> **Page excerpt**

-.-.-

Lofish Studios then became a victim of NYC gentrification and promptly came to an end. This event provided Lohninger and Fischbacher both the time and introspection to pursue the ballads project that had been percolating for the last several years. Lohninger has had plenty of practice preparing for this project. Her previous recordings, including: Beneath the Surface (Lofish, 2004); The Only Way Out is Up (Lofish, 2007); Songs of Love and Destruction (Lofish, 2010); Christmas in July (Lofish, 2011), and Elisabeth Lohninger Quartet: Live (Lofish, 2012) all offer hints of Lohninger's ability with ballads.

Typically, I am scared to death of ballad collections. This is mainly because week in and week out, I receive so many examples of poorly performed, programmed, or conceived ballad projects that there is a dilution of the genre so significant that truly great recordings can almost be missed (at least in my world). Happily, there is otherwise abundant talent to still surprise and delight with the Great American Songbook. What is so important about the Songbook and the ballads it contains is that the songs are presented, more or less, as composed. They offer us a starting point in listening to and appreciating jazz because these songs were the foundation upon which jazz was built. The only way to understand and appreciate Dizzy Gillespie and Charlie Parker's 1946 performance of "All the Thing You Are" is to hear it as Jerome Kern and Oscar Hammerstein heard it. That is the starting place...and instrumentally, everything else is improvisation, the lifeblood of jazz.

-.-.-

> **Information given**
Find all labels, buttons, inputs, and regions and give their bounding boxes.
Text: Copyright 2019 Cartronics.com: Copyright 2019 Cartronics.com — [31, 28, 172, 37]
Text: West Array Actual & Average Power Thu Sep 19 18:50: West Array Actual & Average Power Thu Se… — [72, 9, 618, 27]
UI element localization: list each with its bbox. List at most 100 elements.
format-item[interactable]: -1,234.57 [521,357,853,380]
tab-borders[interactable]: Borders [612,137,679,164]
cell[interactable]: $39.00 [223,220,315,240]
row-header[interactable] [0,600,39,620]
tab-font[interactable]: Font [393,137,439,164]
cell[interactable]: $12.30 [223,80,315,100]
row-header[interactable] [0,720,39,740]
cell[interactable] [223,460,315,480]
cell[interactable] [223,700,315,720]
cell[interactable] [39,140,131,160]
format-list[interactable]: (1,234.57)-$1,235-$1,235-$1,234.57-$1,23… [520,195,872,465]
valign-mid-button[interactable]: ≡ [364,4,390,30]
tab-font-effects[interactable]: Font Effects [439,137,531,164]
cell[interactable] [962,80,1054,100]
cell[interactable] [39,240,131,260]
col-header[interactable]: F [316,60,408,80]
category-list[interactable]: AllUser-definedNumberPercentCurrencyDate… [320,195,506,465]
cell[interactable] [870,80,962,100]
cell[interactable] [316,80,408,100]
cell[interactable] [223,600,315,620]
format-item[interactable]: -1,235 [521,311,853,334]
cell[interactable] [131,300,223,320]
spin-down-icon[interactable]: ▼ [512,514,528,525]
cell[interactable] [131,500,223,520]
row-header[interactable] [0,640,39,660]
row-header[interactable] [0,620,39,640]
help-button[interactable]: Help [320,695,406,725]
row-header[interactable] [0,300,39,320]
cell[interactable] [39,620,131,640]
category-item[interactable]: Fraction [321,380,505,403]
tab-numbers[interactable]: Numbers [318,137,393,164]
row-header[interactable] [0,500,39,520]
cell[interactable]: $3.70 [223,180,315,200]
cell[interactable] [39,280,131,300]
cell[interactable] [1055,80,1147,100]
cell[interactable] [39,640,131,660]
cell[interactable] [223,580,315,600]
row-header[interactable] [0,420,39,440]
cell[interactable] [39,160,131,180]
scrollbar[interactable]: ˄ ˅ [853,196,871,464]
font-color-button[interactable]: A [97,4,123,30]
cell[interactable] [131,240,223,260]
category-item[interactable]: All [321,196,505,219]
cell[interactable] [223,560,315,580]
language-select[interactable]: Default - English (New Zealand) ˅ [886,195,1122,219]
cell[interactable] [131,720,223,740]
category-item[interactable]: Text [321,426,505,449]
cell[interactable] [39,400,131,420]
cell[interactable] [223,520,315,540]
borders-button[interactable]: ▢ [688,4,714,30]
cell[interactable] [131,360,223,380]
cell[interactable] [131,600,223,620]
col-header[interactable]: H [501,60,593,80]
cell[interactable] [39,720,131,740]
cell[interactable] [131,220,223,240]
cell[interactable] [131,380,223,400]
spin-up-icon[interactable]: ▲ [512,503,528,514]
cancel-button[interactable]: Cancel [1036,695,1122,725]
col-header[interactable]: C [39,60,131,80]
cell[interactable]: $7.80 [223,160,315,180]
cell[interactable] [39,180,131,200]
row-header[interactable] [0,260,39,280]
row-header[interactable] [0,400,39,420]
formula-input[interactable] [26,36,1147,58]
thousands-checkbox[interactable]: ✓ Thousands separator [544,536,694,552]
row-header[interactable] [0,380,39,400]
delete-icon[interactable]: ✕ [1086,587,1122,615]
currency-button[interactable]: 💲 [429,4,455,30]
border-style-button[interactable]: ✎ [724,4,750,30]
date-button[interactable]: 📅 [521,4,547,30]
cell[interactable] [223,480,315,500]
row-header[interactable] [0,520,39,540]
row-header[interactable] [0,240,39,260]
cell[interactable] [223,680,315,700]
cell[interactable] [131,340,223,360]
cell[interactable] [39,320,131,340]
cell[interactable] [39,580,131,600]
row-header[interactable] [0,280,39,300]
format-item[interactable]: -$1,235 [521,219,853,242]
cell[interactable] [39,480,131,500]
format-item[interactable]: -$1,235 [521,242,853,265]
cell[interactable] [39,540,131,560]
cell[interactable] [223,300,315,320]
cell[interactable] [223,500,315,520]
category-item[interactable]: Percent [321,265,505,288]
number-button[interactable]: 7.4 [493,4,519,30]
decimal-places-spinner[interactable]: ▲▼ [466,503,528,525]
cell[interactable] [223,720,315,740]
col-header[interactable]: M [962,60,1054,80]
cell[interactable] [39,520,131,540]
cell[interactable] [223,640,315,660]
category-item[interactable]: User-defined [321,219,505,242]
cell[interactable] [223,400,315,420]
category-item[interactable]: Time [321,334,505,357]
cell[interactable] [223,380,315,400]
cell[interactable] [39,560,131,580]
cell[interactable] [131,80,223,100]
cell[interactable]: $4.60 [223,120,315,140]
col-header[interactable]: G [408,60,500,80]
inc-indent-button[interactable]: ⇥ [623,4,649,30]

-.-.-

> **Given instruction**
Answer these questions using the passage on Elisabeth Lohninger's ballads project.
1. What brought Lofish Studios to an end?
2. Which of Lohninger's recordings was released in 2011?
3. What does the passage call the lifeblood of jazz?

> **Output of the task**
1. NYC gentrification.
2. Christmas in July.
3. Improvisation.